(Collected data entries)
+++

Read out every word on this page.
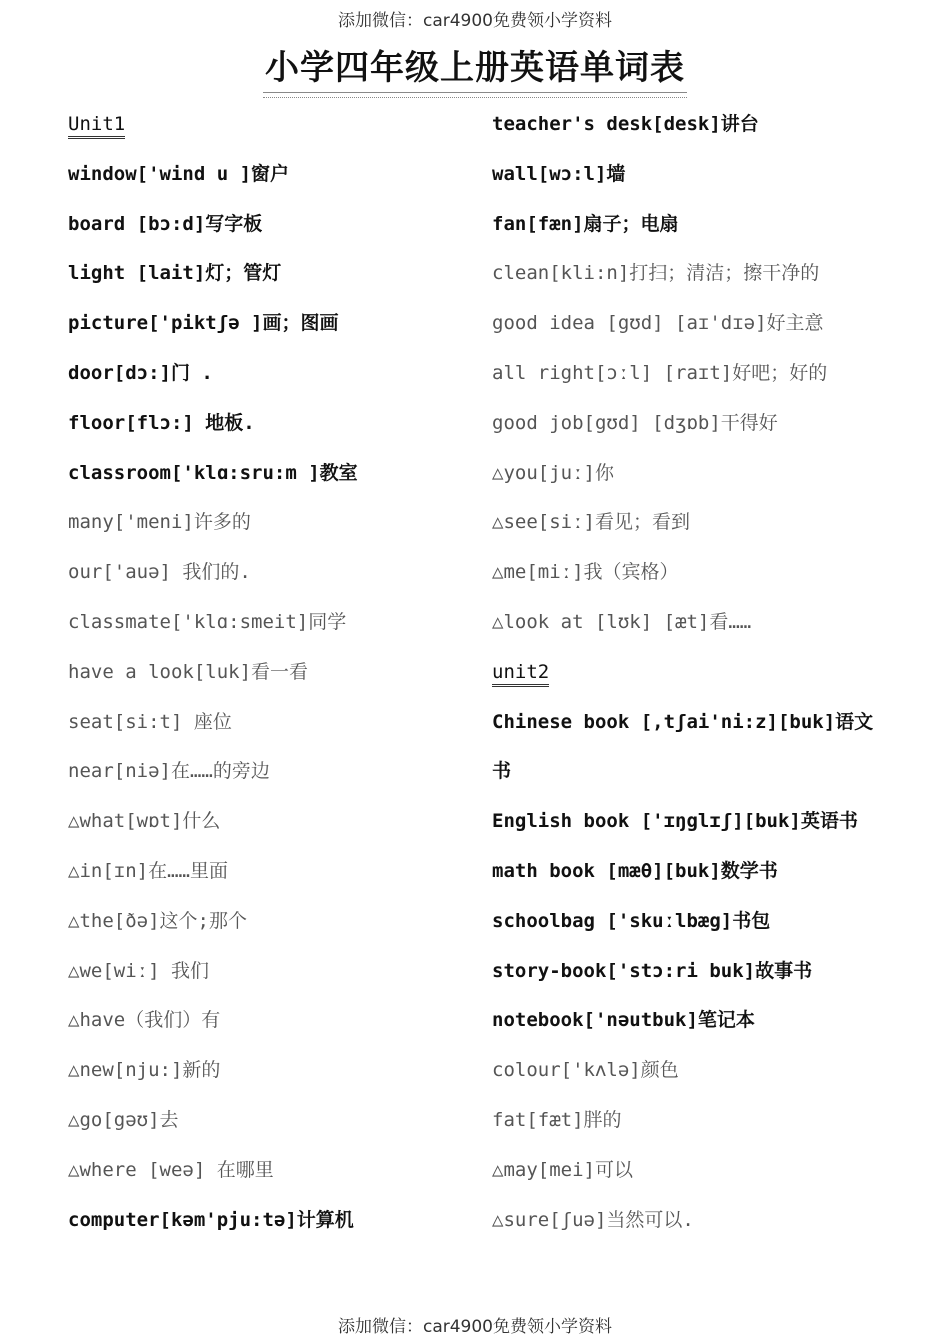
添加微信：car4900免费领小学资料
小学四年级上册英语单词表
Unit1
window['wind u ]窗户
board [bɔ:d]写字板
light [lait]灯；管灯
picture['piktʃə ]画；图画
door[dɔ:]门 .
floor[flɔ:] 地板.
classroom['klɑ:sru:m ]教室
many['meni]许多的
our['auə] 我们的.
classmate['klɑ:smeit]同学
have a look[luk]看一看
seat[si:t] 座位
near[niə]在……的旁边
△what[wɒt]什么
△in[ɪn]在……里面
△the[ðə]这个;那个
△we[wiː] 我们
△have（我们）有
△new[nju:]新的
△go[gəʊ]去
△where [weə] 在哪里
computer[kəm'pju:tə]计算机
teacher's desk[desk]讲台
wall[wɔ:l]墙
fan[fæn]扇子；电扇
clean[kli:n]打扫；清洁；擦干净的
good idea [gʊd] [aɪ'dɪə]好主意
all right[ɔːl] [raɪt]好吧；好的
good job[gʊd] [dʒɒb]干得好
△you[juː]你
△see[siː]看见；看到
△me[miː]我（宾格）
△look at [lʊk] [æt]看……
unit2
Chinese book [,tʃai'ni:z][buk]语文
书
English book ['ɪŋglɪʃ][buk]英语书
math book [mæθ][buk]数学书
schoolbag ['skuːlbæg]书包
story-book['stɔ:ri buk]故事书
notebook['nəutbuk]笔记本
colour['kʌlə]颜色
fat[fæt]胖的
△may[mei]可以
△sure[ʃuə]当然可以.
添加微信：car4900免费领小学资料
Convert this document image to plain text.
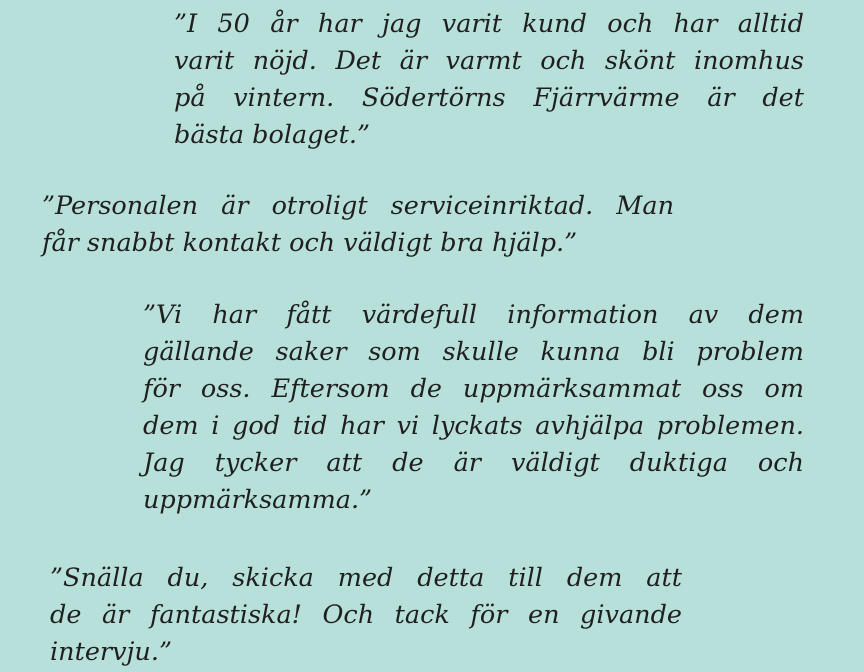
”I 50 år har jag varit kund och har alltid
varit nöjd. Det är varmt och skönt inomhus
på vintern. Södertörns Fjärrvärme är det
bästa bolaget.”

”Personalen är otroligt serviceinriktad. Man
får snabbt kontakt och väldigt bra hjälp.”

”Vi har fått värdefull information av dem
gällande saker som skulle kunna bli problem
för oss. Eftersom de uppmärksammat oss om
dem i god tid har vi lyckats avhjälpa problemen.
Jag tycker att de är väldigt duktiga och
uppmärksamma.”

”Snälla du, skicka med detta till dem att
de är fantastiska! Och tack för en givande
intervju.”
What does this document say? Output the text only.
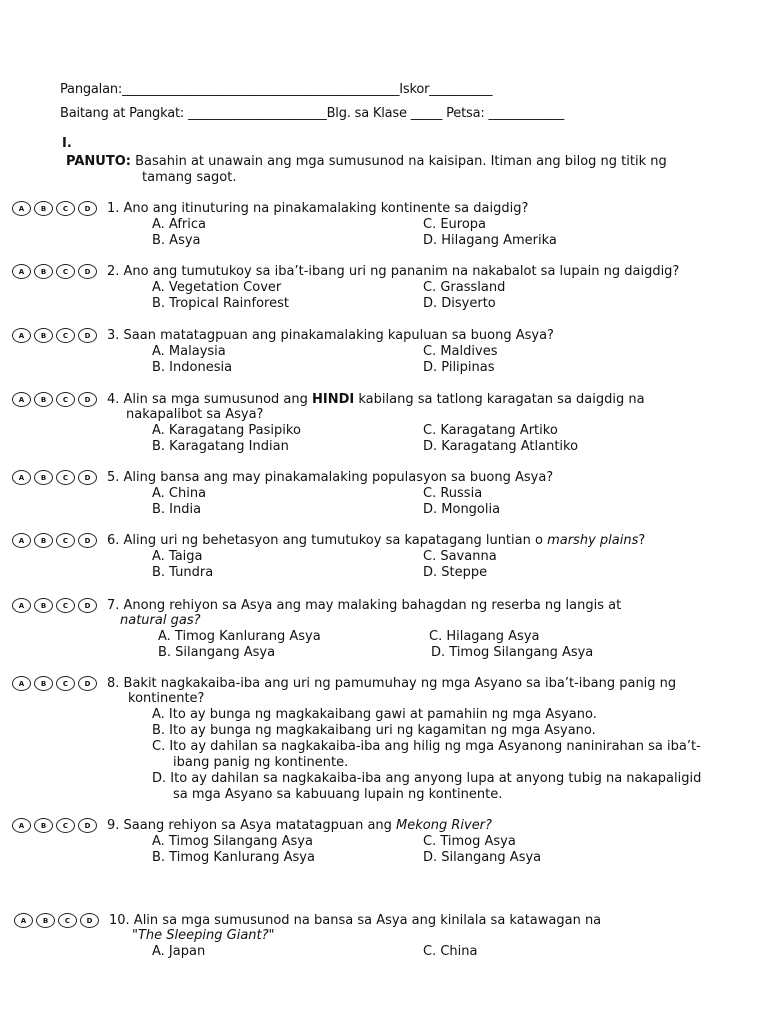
Pangalan:____________________________________________Iskor__________
Baitang at Pangkat: ______________________Blg. sa Klase _____ Petsa: ____________
I.
PANUTO: Basahin at unawain ang mga sumusunod na kaisipan. Itiman ang bilog ng titik ng
tamang sagot.
A	B	C	D	1. Ano ang itinuturing na pinakamalaking kontinente sa daigdig?
A. Africa	C. Europa
B. Asya	D. Hilagang Amerika
A	B	C	D	2. Ano ang tumutukoy sa iba’t-ibang uri ng pananim na nakabalot sa lupain ng daigdig?
A. Vegetation Cover	C. Grassland
B. Tropical Rainforest	D. Disyerto
A	B	C	D	3. Saan matatagpuan ang pinakamalaking kapuluan sa buong Asya?
A. Malaysia	C. Maldives
B. Indonesia	D. Pilipinas
A	B	C	D	4. Alin sa mga sumusunod ang HINDI kabilang sa tatlong karagatan sa daigdig na
nakapalibot sa Asya?
A. Karagatang Pasipiko	C. Karagatang Artiko
B. Karagatang Indian	D. Karagatang Atlantiko
A	B	C	D	5. Aling bansa ang may pinakamalaking populasyon sa buong Asya?
A. China	C. Russia
B. India	D. Mongolia
A	B	C	D	6. Aling uri ng behetasyon ang tumutukoy sa kapatagang luntian o marshy plains?
A. Taiga	C. Savanna
B. Tundra	D. Steppe
A	B	C	D	7. Anong rehiyon sa Asya ang may malaking bahagdan ng reserba ng langis at
natural gas?
A. Timog Kanlurang Asya	C. Hilagang Asya
B. Silangang Asya	D. Timog Silangang Asya
A	B	C	D	8. Bakit nagkakaiba-iba ang uri ng pamumuhay ng mga Asyano sa iba’t-ibang panig ng
kontinente?
A. Ito ay bunga ng magkakaibang gawi at pamahiin ng mga Asyano.
B. Ito ay bunga ng magkakaibang uri ng kagamitan ng mga Asyano.
C. Ito ay dahilan sa nagkakaiba-iba ang hilig ng mga Asyanong naninirahan sa iba’t-
ibang panig ng kontinente.
D. Ito ay dahilan sa nagkakaiba-iba ang anyong lupa at anyong tubig na nakapaligid
sa mga Asyano sa kabuuang lupain ng kontinente.
A	B	C	D	9. Saang rehiyon sa Asya matatagpuan ang Mekong River?
A. Timog Silangang Asya	C. Timog Asya
B. Timog Kanlurang Asya	D. Silangang Asya
A	B	C	D	10. Alin sa mga sumusunod na bansa sa Asya ang kinilala sa katawagan na
"The Sleeping Giant?"
A. Japan	C. China
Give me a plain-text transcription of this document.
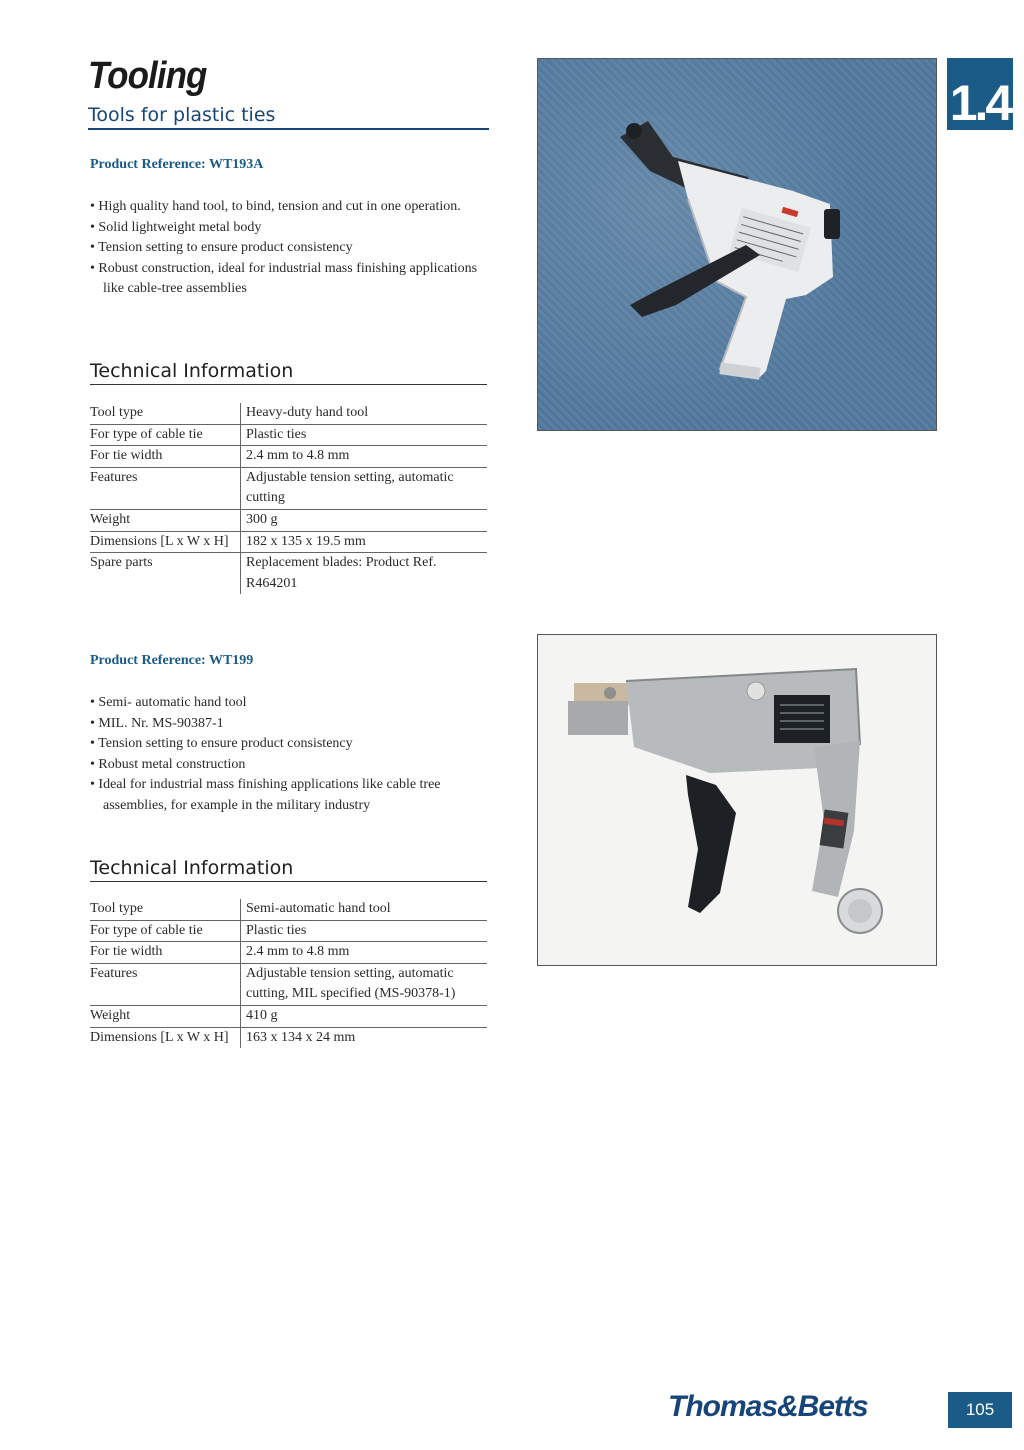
Tooling
Tools for plastic ties	1.4
Product Reference: WT193A
• High quality hand tool, to bind, tension and cut in one operation.
• Solid lightweight metal body
• Tension setting to ensure product consistency
• Robust construction, ideal for industrial mass finishing applications like cable-tree assemblies
Technical Information
Tool type	Heavy-duty hand tool
For type of cable tie	Plastic ties
For tie width	2.4 mm to 4.8 mm
Features	Adjustable tension setting, automatic cutting
Weight	300 g
Dimensions [L x W x H]	182 x 135 x 19.5 mm
Spare parts	Replacement blades: Product Ref. R464201
Product Reference: WT199
• Semi- automatic hand tool
• MIL. Nr. MS-90387-1
• Tension setting to ensure product consistency
• Robust metal construction
• Ideal for industrial mass finishing applications like cable tree assemblies, for example in the military industry
Technical Information
Tool type	Semi-automatic hand tool
For type of cable tie	Plastic ties
For tie width	2.4 mm to 4.8 mm
Features	Adjustable tension setting, automatic cutting, MIL specified (MS-90378-1)
Weight	410 g
Dimensions [L x W x H]	163 x 134 x 24 mm
Thomas&Betts	105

+++

## SHORT TASK
Reproduce the material in its entirety and word for word, without the pictures.

## SOLUTION BELOW
Read out every word on this page.
添加微信：car4900免费领小学资料
小学四年级上册英语单词表
Unit1
window['wind u ]窗户
board [bɔ:d]写字板
light [lait]灯；管灯
picture['piktʃə ]画；图画
door[dɔ:]门 .
floor[flɔ:] 地板.
classroom['klɑ:sru:m ]教室
many['meni]许多的
our['auə] 我们的.
classmate['klɑ:smeit]同学
have a look[luk]看一看
seat[si:t] 座位
near[niə]在……的旁边
△what[wɒt]什么
△in[ɪn]在……里面
△the[ðə]这个;那个
△we[wiː] 我们
△have（我们）有
△new[nju:]新的
△go[gəʊ]去
△where [weə] 在哪里
computer[kəm'pju:tə]计算机
teacher's desk[desk]讲台
wall[wɔ:l]墙
fan[fæn]扇子；电扇
clean[kli:n]打扫；清洁；擦干净的
good idea [gʊd] [aɪ'dɪə]好主意
all right[ɔːl] [raɪt]好吧；好的
good job[gʊd] [dʒɒb]干得好
△you[juː]你
△see[siː]看见；看到
△me[miː]我（宾格）
△look at [lʊk] [æt]看……
unit2
Chinese book [,tʃai'ni:z][buk]语文
书
English book ['ɪŋglɪʃ][buk]英语书
math book [mæθ][buk]数学书
schoolbag ['skuːlbæg]书包
story-book['stɔ:ri buk]故事书
notebook['nəutbuk]笔记本
colour['kʌlə]颜色
fat[fæt]胖的
△may[mei]可以
△sure[ʃuə]当然可以.
添加微信：car4900免费领小学资料
Convert this document image to plain text.
”I 50 år har jag varit kund och har alltid
varit nöjd. Det är varmt och skönt inomhus
på vintern. Södertörns Fjärrvärme är det
bästa bolaget.”

”Personalen är otroligt serviceinriktad. Man
får snabbt kontakt och väldigt bra hjälp.”

”Vi har fått värdefull information av dem
gällande saker som skulle kunna bli problem
för oss. Eftersom de uppmärksammat oss om
dem i god tid har vi lyckats avhjälpa problemen.
Jag tycker att de är väldigt duktiga och
uppmärksamma.”

”Snälla du, skicka med detta till dem att
de är fantastiska! Och tack för en givande
intervju.”
What does this document say? Output the text only.
Pangalan:____________________________________________Iskor__________
Baitang at Pangkat: ______________________Blg. sa Klase _____ Petsa: ____________
I.
PANUTO: Basahin at unawain ang mga sumusunod na kaisipan. Itiman ang bilog ng titik ng
tamang sagot.
A	B	C	D	1. Ano ang itinuturing na pinakamalaking kontinente sa daigdig?
A. Africa	C. Europa
B. Asya	D. Hilagang Amerika
A	B	C	D	2. Ano ang tumutukoy sa iba’t-ibang uri ng pananim na nakabalot sa lupain ng daigdig?
A. Vegetation Cover	C. Grassland
B. Tropical Rainforest	D. Disyerto
A	B	C	D	3. Saan matatagpuan ang pinakamalaking kapuluan sa buong Asya?
A. Malaysia	C. Maldives
B. Indonesia	D. Pilipinas
A	B	C	D	4. Alin sa mga sumusunod ang HINDI kabilang sa tatlong karagatan sa daigdig na
nakapalibot sa Asya?
A. Karagatang Pasipiko	C. Karagatang Artiko
B. Karagatang Indian	D. Karagatang Atlantiko
A	B	C	D	5. Aling bansa ang may pinakamalaking populasyon sa buong Asya?
A. China	C. Russia
B. India	D. Mongolia
A	B	C	D	6. Aling uri ng behetasyon ang tumutukoy sa kapatagang luntian o marshy plains?
A. Taiga	C. Savanna
B. Tundra	D. Steppe
A	B	C	D	7. Anong rehiyon sa Asya ang may malaking bahagdan ng reserba ng langis at
natural gas?
A. Timog Kanlurang Asya	C. Hilagang Asya
B. Silangang Asya	D. Timog Silangang Asya
A	B	C	D	8. Bakit nagkakaiba-iba ang uri ng pamumuhay ng mga Asyano sa iba’t-ibang panig ng
kontinente?
A. Ito ay bunga ng magkakaibang gawi at pamahiin ng mga Asyano.
B. Ito ay bunga ng magkakaibang uri ng kagamitan ng mga Asyano.
C. Ito ay dahilan sa nagkakaiba-iba ang hilig ng mga Asyanong naninirahan sa iba’t-
ibang panig ng kontinente.
D. Ito ay dahilan sa nagkakaiba-iba ang anyong lupa at anyong tubig na nakapaligid
sa mga Asyano sa kabuuang lupain ng kontinente.
A	B	C	D	9. Saang rehiyon sa Asya matatagpuan ang Mekong River?
A. Timog Silangang Asya	C. Timog Asya
B. Timog Kanlurang Asya	D. Silangang Asya
A	B	C	D	10. Alin sa mga sumusunod na bansa sa Asya ang kinilala sa katawagan na
"The Sleeping Giant?"
A. Japan	C. China
Give me a plain-text transcription of this document.
Tooling
Tools for plastic ties	1.4
Product Reference: WT193A
• High quality hand tool, to bind, tension and cut in one operation.
• Solid lightweight metal body
• Tension setting to ensure product consistency
• Robust construction, ideal for industrial mass finishing applications like cable-tree assemblies
Technical Information
Tool type	Heavy-duty hand tool
For type of cable tie	Plastic ties
For tie width	2.4 mm to 4.8 mm
Features	Adjustable tension setting, automatic cutting
Weight	300 g
Dimensions [L x W x H]	182 x 135 x 19.5 mm
Spare parts	Replacement blades: Product Ref. R464201
Product Reference: WT199
• Semi- automatic hand tool
• MIL. Nr. MS-90387-1
• Tension setting to ensure product consistency
• Robust metal construction
• Ideal for industrial mass finishing applications like cable tree assemblies, for example in the military industry
Technical Information
Tool type	Semi-automatic hand tool
For type of cable tie	Plastic ties
For tie width	2.4 mm to 4.8 mm
Features	Adjustable tension setting, automatic cutting, MIL specified (MS-90378-1)
Weight	410 g
Dimensions [L x W x H]	163 x 134 x 24 mm
Thomas&Betts	105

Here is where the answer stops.